╔══

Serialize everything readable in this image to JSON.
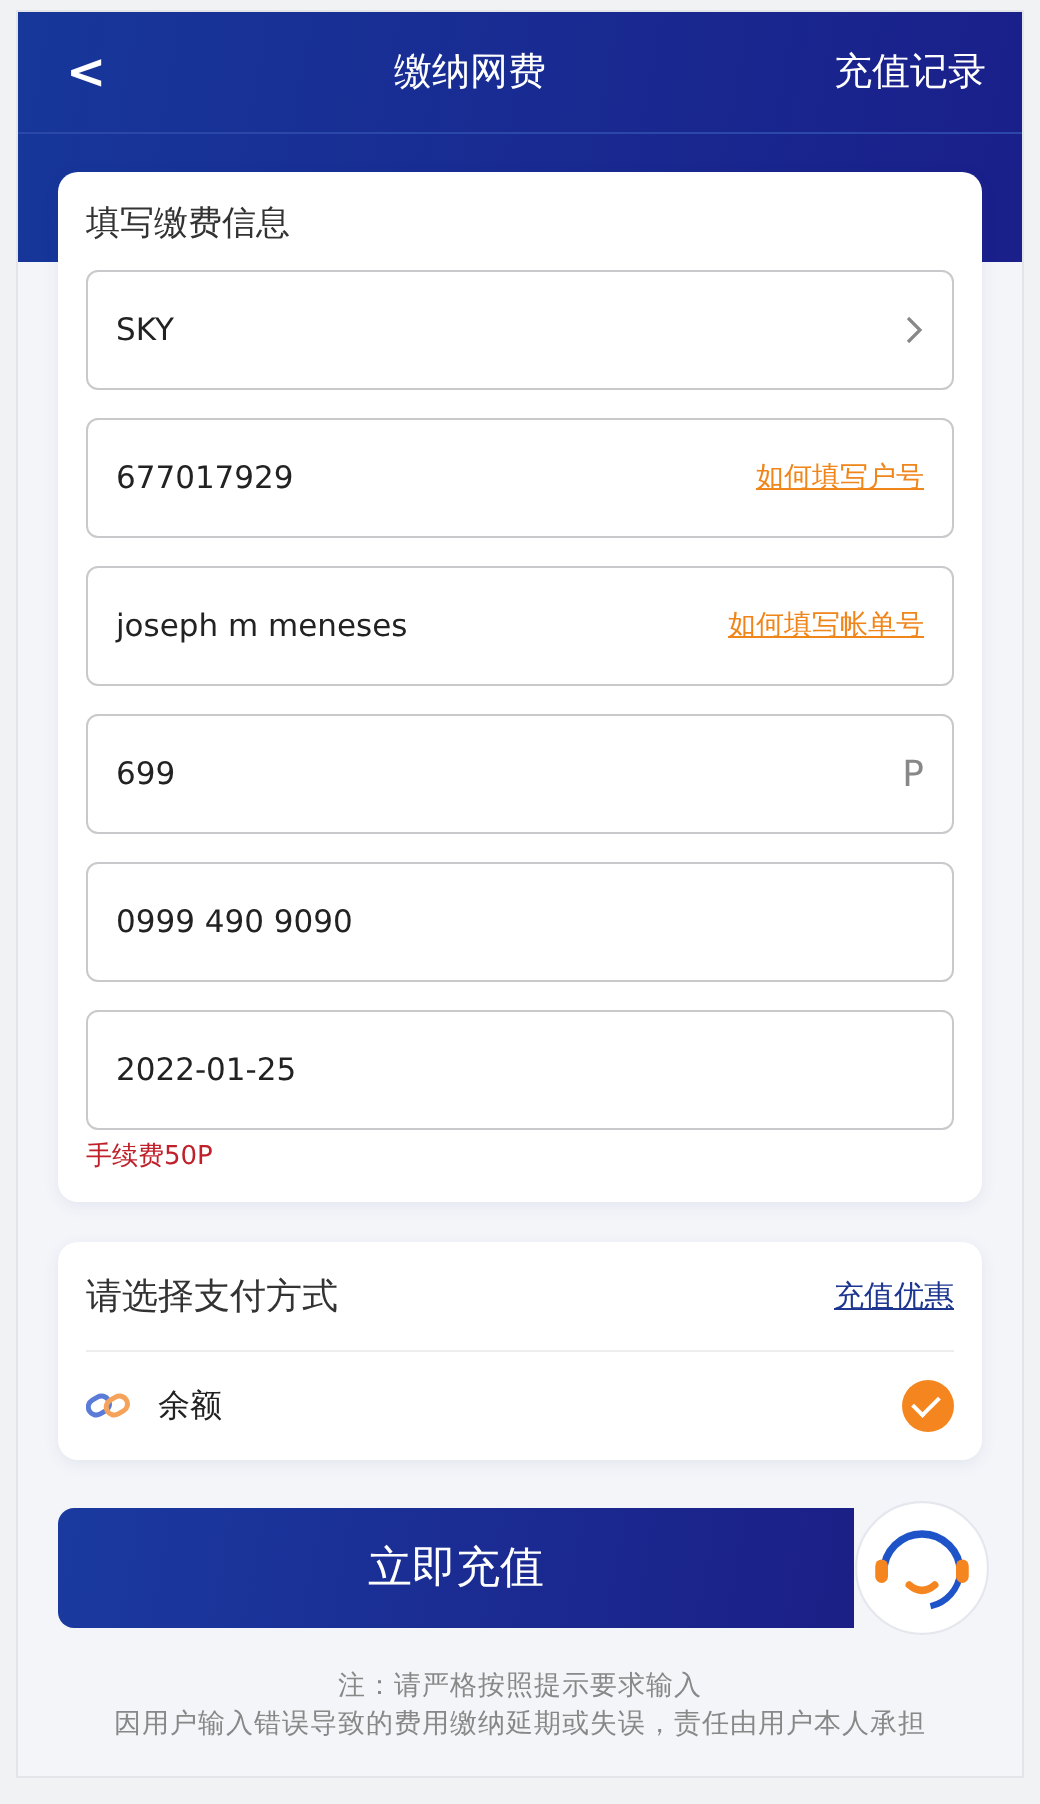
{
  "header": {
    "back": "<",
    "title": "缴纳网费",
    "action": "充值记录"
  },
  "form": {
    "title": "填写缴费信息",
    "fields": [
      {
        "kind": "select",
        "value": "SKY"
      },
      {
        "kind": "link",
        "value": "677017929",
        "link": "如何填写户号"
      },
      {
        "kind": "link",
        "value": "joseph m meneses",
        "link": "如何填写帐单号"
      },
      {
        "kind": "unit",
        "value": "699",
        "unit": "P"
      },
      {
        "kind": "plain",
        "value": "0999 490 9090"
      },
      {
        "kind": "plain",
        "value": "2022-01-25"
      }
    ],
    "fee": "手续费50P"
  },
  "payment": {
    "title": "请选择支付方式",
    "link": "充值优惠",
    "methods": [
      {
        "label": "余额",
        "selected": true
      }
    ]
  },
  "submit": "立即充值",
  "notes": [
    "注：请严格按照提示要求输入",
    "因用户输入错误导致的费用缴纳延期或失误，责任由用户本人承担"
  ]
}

╚══
╔══

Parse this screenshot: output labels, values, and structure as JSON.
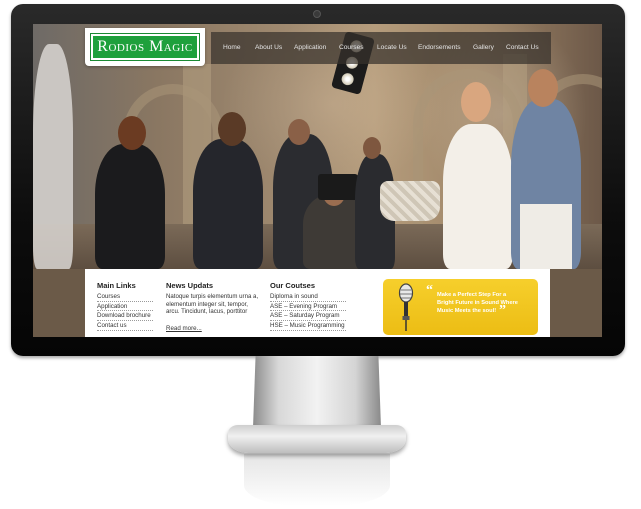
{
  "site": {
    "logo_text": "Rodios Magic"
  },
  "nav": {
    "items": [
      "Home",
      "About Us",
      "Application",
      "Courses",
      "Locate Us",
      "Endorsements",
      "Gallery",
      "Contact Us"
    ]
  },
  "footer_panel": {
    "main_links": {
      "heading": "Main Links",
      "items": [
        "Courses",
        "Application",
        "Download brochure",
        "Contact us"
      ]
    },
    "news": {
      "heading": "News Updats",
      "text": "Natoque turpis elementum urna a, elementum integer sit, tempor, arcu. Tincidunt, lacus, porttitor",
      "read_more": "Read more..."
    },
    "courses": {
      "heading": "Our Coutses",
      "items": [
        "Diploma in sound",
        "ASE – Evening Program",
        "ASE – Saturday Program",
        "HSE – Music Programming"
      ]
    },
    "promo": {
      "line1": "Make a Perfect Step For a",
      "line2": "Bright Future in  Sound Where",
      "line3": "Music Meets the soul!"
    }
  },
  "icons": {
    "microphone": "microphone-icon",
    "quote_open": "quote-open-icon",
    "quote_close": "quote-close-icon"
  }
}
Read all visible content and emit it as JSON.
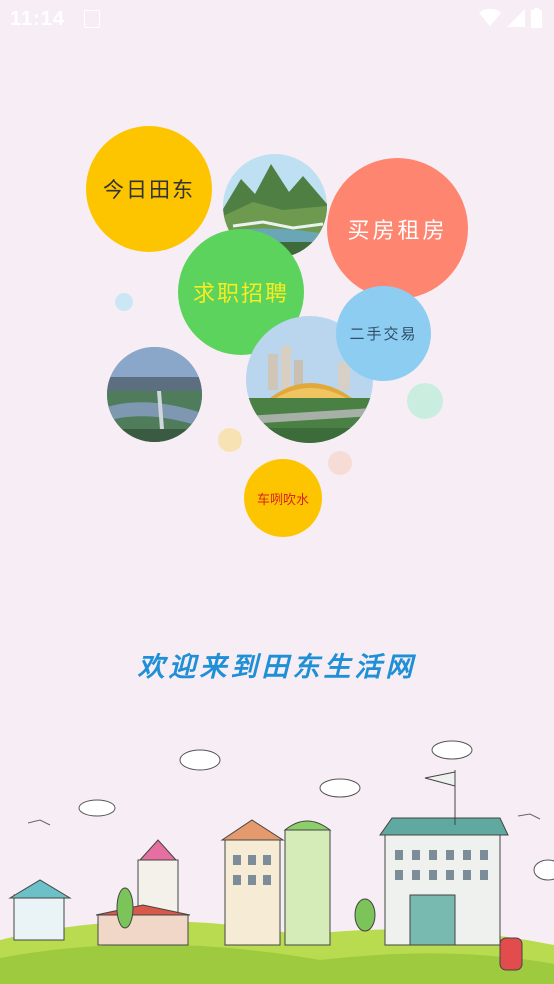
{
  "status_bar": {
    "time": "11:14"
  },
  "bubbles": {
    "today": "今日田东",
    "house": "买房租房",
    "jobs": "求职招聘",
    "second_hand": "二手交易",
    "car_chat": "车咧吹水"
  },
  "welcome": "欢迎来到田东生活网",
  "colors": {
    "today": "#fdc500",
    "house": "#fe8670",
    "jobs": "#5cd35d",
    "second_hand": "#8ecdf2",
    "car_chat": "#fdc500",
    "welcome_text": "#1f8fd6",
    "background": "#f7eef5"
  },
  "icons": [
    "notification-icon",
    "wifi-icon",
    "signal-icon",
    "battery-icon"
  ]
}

╚══
╔══

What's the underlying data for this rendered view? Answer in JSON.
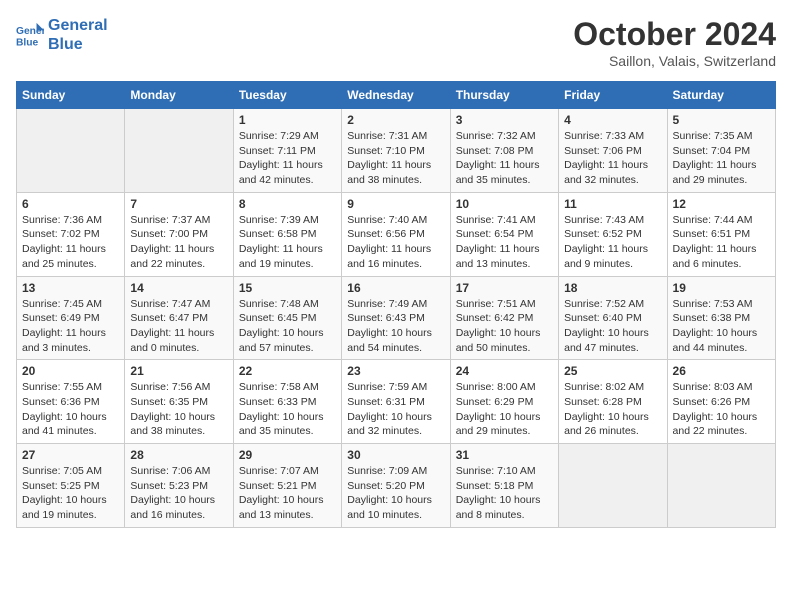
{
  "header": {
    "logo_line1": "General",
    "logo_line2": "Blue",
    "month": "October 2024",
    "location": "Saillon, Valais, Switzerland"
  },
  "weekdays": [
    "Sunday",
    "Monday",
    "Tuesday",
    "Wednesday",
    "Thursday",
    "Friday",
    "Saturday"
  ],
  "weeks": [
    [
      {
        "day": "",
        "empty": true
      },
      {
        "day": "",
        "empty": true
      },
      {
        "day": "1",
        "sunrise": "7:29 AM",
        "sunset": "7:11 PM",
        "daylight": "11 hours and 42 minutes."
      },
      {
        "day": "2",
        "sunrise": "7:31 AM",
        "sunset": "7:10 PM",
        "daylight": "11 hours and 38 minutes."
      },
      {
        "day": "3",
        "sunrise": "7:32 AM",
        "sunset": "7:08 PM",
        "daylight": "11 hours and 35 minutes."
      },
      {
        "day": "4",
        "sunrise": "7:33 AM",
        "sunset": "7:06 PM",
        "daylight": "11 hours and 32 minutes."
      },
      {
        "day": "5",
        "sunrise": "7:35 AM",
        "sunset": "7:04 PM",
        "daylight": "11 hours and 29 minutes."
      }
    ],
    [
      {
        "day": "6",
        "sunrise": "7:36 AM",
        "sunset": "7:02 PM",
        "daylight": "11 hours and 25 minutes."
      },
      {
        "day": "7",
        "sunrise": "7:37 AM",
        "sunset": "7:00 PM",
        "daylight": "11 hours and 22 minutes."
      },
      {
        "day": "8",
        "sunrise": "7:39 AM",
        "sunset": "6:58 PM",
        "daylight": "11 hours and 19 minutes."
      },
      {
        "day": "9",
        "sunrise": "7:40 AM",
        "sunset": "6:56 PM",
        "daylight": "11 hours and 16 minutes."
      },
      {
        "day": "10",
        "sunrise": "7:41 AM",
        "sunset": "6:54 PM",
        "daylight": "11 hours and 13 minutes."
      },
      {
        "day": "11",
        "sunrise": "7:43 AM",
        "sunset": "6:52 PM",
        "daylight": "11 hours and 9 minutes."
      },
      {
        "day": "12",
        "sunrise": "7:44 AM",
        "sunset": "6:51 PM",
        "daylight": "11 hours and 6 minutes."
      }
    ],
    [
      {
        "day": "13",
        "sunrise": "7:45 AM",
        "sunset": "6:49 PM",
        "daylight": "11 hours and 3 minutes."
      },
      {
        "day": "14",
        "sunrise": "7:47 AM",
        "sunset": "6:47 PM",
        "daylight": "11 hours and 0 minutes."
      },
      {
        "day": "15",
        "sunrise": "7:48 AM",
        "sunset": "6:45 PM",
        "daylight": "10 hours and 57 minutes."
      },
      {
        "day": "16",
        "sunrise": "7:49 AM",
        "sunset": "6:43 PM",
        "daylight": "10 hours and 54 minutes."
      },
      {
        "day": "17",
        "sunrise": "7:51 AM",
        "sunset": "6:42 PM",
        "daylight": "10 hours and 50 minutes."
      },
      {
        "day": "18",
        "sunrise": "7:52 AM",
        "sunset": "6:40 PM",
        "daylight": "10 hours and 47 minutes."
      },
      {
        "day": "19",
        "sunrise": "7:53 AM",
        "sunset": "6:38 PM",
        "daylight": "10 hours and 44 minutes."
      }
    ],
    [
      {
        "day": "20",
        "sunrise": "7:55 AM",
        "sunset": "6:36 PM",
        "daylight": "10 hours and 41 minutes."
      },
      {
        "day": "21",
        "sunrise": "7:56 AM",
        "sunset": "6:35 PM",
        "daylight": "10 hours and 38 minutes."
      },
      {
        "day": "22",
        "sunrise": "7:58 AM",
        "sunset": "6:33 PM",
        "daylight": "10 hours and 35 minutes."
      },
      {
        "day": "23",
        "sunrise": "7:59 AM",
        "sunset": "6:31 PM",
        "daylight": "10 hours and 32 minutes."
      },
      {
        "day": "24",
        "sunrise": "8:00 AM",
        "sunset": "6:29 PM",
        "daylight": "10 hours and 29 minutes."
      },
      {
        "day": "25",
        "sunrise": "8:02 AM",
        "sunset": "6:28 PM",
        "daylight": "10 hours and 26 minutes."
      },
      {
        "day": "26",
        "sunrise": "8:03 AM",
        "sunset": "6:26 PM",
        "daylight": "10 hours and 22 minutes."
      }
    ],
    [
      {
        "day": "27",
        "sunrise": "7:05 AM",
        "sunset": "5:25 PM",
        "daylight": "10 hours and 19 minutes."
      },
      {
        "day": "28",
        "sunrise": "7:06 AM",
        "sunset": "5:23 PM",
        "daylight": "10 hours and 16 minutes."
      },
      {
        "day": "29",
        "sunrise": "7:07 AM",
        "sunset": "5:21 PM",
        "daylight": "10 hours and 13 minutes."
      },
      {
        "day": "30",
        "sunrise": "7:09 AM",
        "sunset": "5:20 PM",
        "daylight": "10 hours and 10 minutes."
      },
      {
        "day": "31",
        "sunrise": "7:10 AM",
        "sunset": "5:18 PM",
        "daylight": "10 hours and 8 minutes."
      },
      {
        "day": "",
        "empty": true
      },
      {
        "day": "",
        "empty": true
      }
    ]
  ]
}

╚══

SET PROBLEM. Go through the preceding material and copy each line that has the word "quote".

RESULT OF THIS TASK.
    "quote_open": "quote-open-icon",
    "quote_close": "quote-close-icon"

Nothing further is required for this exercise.